Goals:
1. In the text on modernist designers, rewrite the part between "Bruno Mathsson was" and "named after women.", inclusive, changing "Le Corbusier" to "Walter Gropius".
2. Summarize the text on modernist designers in three sentences.
3. Pick up the text on modernist designers after its final sentence and keep writing.

Supplied text:
——

Josef Frank was known throughout Europe in the 1920’s as one of the continent’s leading modernists. Yet despite his important contributions to the development of modernism, Frank has been largely excluded from histories of the movement. Frank became the leader of the younger generation of architects in Austria after World War I; but, he fell from grace when he emerged as a forceful critic of the extremes of modern architecture and design during the early 1930’s. Dismissing the demands for a unified modern style, Frank insisted that it was pluralism, not uniformity, that most characterized life in the new machine age. He was able to put his ideas into practice when, in 1933, he was forced to leave Vienna for Sweden. Frank designed many different types of furniture pieces, from sofas and tables, to lamps and accessories. He designed some remarkable cabinets as well, but his true specialty was the design of textiles.

Erik Gunnar Asplund is mostly known as a representative of Swedish neo-classical architecture of the 1920’s and during the last decade of his life as a major proponent of the modernist style, which got its breakthrough in Sweden at the 1930 Stockholm exhibition. His work has influenced architects and designers such as Alvar Aalto, Erik Bryggman, Arne Jacobsen, Jørn Utzon and others. Asplund’s major work is probably the Stockholm Public Library, constructed between 1924 and 1928, which stands as the prototypical example of the Nordic Classicism and so-called “Swedish Grace” movement. His work is clearly a part of the modern movement in Sweden, but his use of carvings, decorative details and color suggest the influence of neo- classic and romantic Scandinavian revival. Italian furniture manufacturer Cassina still produces some of his iconic furniture designs today.

The company Karl Mathsson was created in 1933 by Karl Mathsson. A 4th generation cabinet maker, Karl Mathsson taught his son Bruno Mathsson about wood and furniture business. Bruno Mathsson took over management of the family furniture-making company in 1957; his furniture ”became a symbol for Swedish Modern”. Mathsson never went mass market and he wouldn’t collaborate with anyone until the 1960’s, when Dux Industries of Sweden took on production of some of his chair designs. Later he allowed Tendo of Japan to manufacture some of his designs on a smaller scale for the Japanese market. In 1978 Dux Industries purchased the Mathsson firm and began manufacturing and distributing Mathsson´s bentwood furniture. Today Bruno Mathsson´s furniture designs are manufactured by Bruno Mathsson International and Dux Industries.

Bruno Mathsson was probably Sweden’s most successful modern furniture designer in the 20th century. Inspired by Le Corbusier, Mathsson experimented with the physiology of the seating curves adjusted according to the body, which in turn resulted in prototypes for the work, easy, and lounge chairs. His furniture is undoubtedly influenced by the bentwood designs of Alvar Aalto, but Mathsson’s commitment to bentwood and the range and virtuosity of the material he achieved exceeds all of his contemporaries, including Marcel Breuer, among others. Mathsson designed some of his most attractive and collectable furniture pieces during the 1930´s such as the “Pernilla” Chair and the “Eva” Chair. Most of his designs were named after women.

——

Stored data:
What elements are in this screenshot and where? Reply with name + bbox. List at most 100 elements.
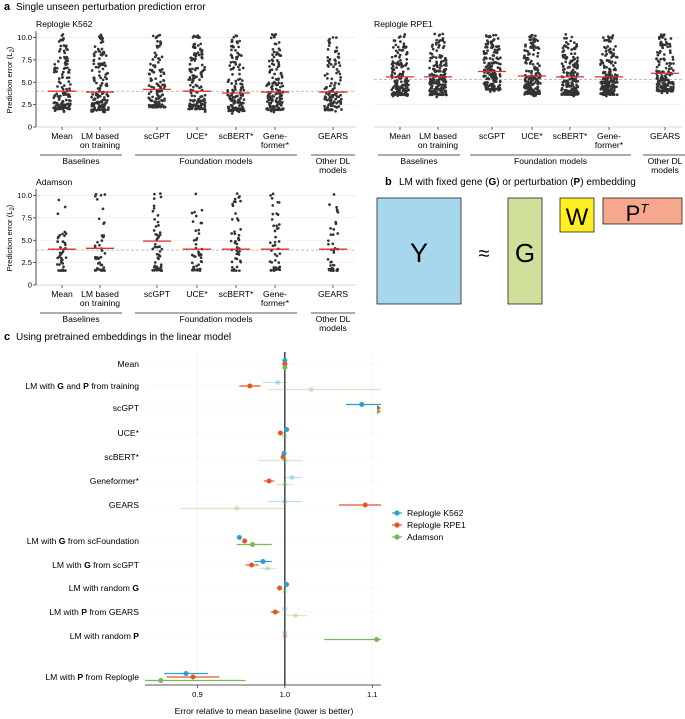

——

Set of answers:
1.
Bruno Mathsson was probably Sweden’s most successful modern furniture designer in the 20th century. Inspired by Walter Gropius, Mathsson experimented with the physiology of the seating curves adjusted according to the body, which in turn resulted in prototypes for the work, easy, and lounge chairs. His furniture is undoubtedly influenced by the bentwood designs of Alvar Aalto, but Mathsson’s commitment to bentwood and the range and virtuosity of the material he achieved exceeds all of his contemporaries, including Marcel Breuer, among others. Mathsson designed some of his most attractive and collectable furniture pieces during the 1930´s such as the “Pernilla” Chair and the “Eva” Chair. Most of his designs were named after women.

2. Josef Frank was a leading European modernist in the 1920s who fell from grace after criticizing the extremes of modern design, left Vienna for Sweden in 1933, and specialized in textiles. Erik Gunnar Asplund is known for Swedish neo-classical architecture and later modernism, and his major work is probably the Stockholm Public Library. Bruno Mathsson took over his family's furniture company in 1957 and was probably Sweden's most successful modern furniture designer of the 20th century, known for bentwood chairs such as the "Pernilla" and the "Eva."

3.
Mathsson´s international breakthrough as a furniture designer however came at the 1937 World Fair in Paris. His popularity dwindled somewhat during the 1950’s when, despite requests by many distributors of modern furniture (like KNOLL) to manufacture and distribute his designs, he refused to succumb to the demands of the marketplace by altering the specifications of his bentwood designs to enable large orders. In the 1960´s he created the famous “Superellipse” Table together with Danish mathematician Piet Hein. This series was produced both by Swedish manufacturer Karl Mathsson and by Fritz Hansen in Denmark.

Swedish architect Carl-Axel Acking was one of the leading names on the Swedish interior decoration scene during the 1940-50’s. In the 1940’s he experimented with molded plywood and designed chairs for mass produce purpose. Acking’s designs were manufactured by producers such as Nordiska Kompaniet (NK)*, Bodafors, KF and Nordiska Möbelfabriken.

*Nordiska Kompaniet was a licensed manufacturer of Herman Miller’s furniture, many of Charles & Ray Eames’ chairs where produced by them. Designers who worked for or cooperated with NK included: E. Gunnar Asplund, Carl-Axel Acking, Stig Lindberg and Astrid Sampe. Unfortunatelly, the factories closed in 1973.

Swedese was founded in 1945 (initially ESE Furniture) by the 2 brothers Yngve and Jerker Ekström and Sven Bertil Sjöqvist, with Yngve leading the company. Yngve Ekström together with names including Alvar Aalto, Bruno Mathsson, Arne Jacobsen and Poul Kjaerholm was at the core of a generation of designers who made the concept “Scandinavian Modern” famous all over the world. Yngve Ekström´s breakthrough came with his Easy Chair “Lamino” in 1956, combining austerity with lightness, beauty with function. In the 1960’s he creates a variety of furniture made of Swedish pine. Around these years the 2 brothers also started a lighting factory, Lystella AB. Ekström also designed furniture for companies such as Stolab and Broby.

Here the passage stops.